▶ **Vorliegender Text**:
Kräutler: Es gibt private Kontakte oder bei bestimmten Gelegenheiten: In Altamira, meinem Bischofssitz, wurde ein Mädchen umgebracht. Wir haben gegen die Unsicherheit und gegen die Abscheulichkeit des Verbrechens protestiert. Beim Begräbnis habe ich den Sarg auf der einen und der freikirchliche Pastor auf der anderen Seite getragen. Aber wenn ich sage, wir müssen gemeinsam etwas tun, dann haben diese Gruppen Angst, dass man über ihre Schäfchen herfällt. Wenn sie selbst dann zu Wort kommen, ist es sehr proselytistisch, wie sie sich da geben. Diese Kirchen sagen ganz klar: Wir sind nicht für die Ökumene. Da wird es schwierig.

Die Furche: Sind die Evangelikalen eine Bedrohung für die katholische Kirche?

Kräutler: Nein. Wo kirchliche (Basis-)Gemeinschaften existieren, da haben die Freikirchen keinen Zutritt. Die Freikirchen nutzen weidlich aus, dass Brasilien ein Land von Migranten ist. Die Leute, die neu ankommen, sind entwurzelt. Das nützen diese Kirchen aus.

Die Furche: Und die katholische Kirche überlässt ihnen die Migranten?

▶ **Gegebene Zeilen**:

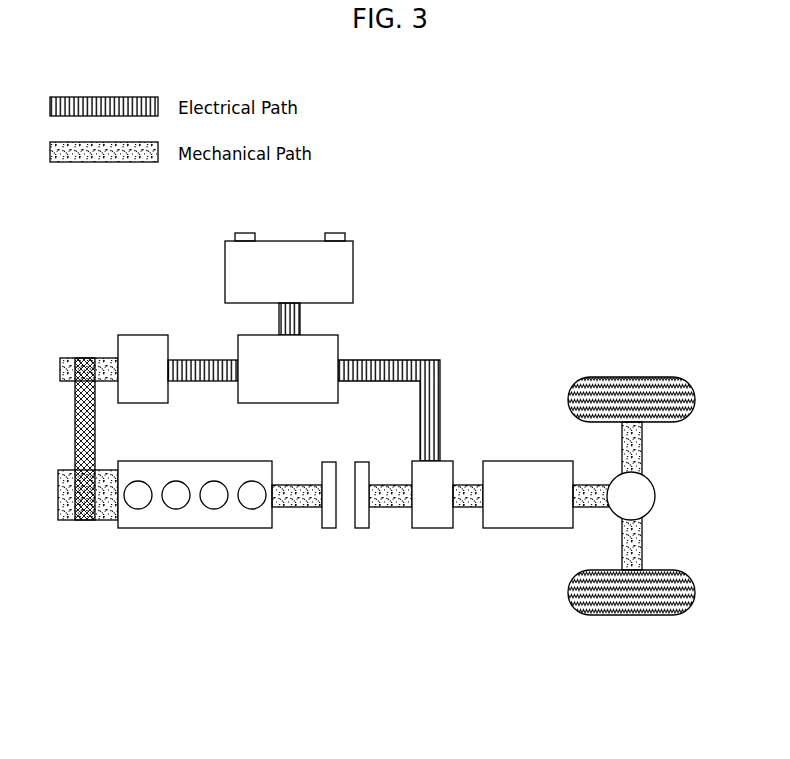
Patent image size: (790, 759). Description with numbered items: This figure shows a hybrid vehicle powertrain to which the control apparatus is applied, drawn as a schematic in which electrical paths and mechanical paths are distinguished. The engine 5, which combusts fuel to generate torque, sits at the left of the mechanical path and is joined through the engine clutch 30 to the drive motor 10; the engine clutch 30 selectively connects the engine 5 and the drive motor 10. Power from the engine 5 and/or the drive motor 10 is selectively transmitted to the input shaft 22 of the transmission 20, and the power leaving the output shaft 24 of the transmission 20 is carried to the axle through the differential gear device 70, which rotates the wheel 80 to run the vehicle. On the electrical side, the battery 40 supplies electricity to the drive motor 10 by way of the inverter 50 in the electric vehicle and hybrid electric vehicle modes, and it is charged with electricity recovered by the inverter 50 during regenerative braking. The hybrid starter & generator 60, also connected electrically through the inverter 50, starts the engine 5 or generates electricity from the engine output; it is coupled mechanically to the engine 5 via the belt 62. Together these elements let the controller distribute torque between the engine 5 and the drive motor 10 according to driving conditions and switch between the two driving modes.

The engine 5 is at (193, 528).
The drive motor 10 is at (430, 528).
The transmission 20 is at (527, 461).
The input shaft 22 is at (465, 485).
The output shaft 24 is at (591, 485).
The engine clutch 30 is at (343, 550).
The battery 40 is at (355, 271).
The inverter 50 is at (338, 346).
The hybrid starter & generator (HSG) 60 is at (141, 335).
The belt 62 is at (75, 395).
The differential gear device 70 is at (655, 496).
The wheel 80 is at (631, 377).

▶ **Aufgaben**:
- a) Wer hat beim Begräbnis den Sarg getragen, laut dem Interview über die Freikirchen in Brasilien?
- b) Schreib das Interview über die Freikirchen in Brasilien weiter, und zwar ab der Stelle, an der es aufhört.

▶ **Antworten**:
- a) Kräutler auf der einen und der freikirchliche Pastor auf der anderen Seite.

- b)
Kräutler: Unsere ganze Landpastoral nimmt sich dieses Problems an! Es gibt die Landflucht, eine Völkerwanderung; aber wir fragen auch nach den Ursachen: Warum gehen so viele aus dem Nordosten nach Sao Paulo und führen dort ein Leben in Favelas? Weil es im Nordosten eben nicht die Infrastruktur gibt, die sie bindet. Natürlich spielt auch die Sehnsucht nach der Stadt eine Rolle; aber die Menschen würden von ihren ursprünglichen Orten nicht weggehen, wenn sie die Möglichkeit hätten, dort anständig zu leben. Der Wahnsinn ist, dass diese Menschen in Sao Paulo dann noch weniger menschenwürdig leben als zuvor.

Die Furche: Sie sprechen auch von Inkulturation und davon, dass die Kirche etwa von den Indianern lernen muss.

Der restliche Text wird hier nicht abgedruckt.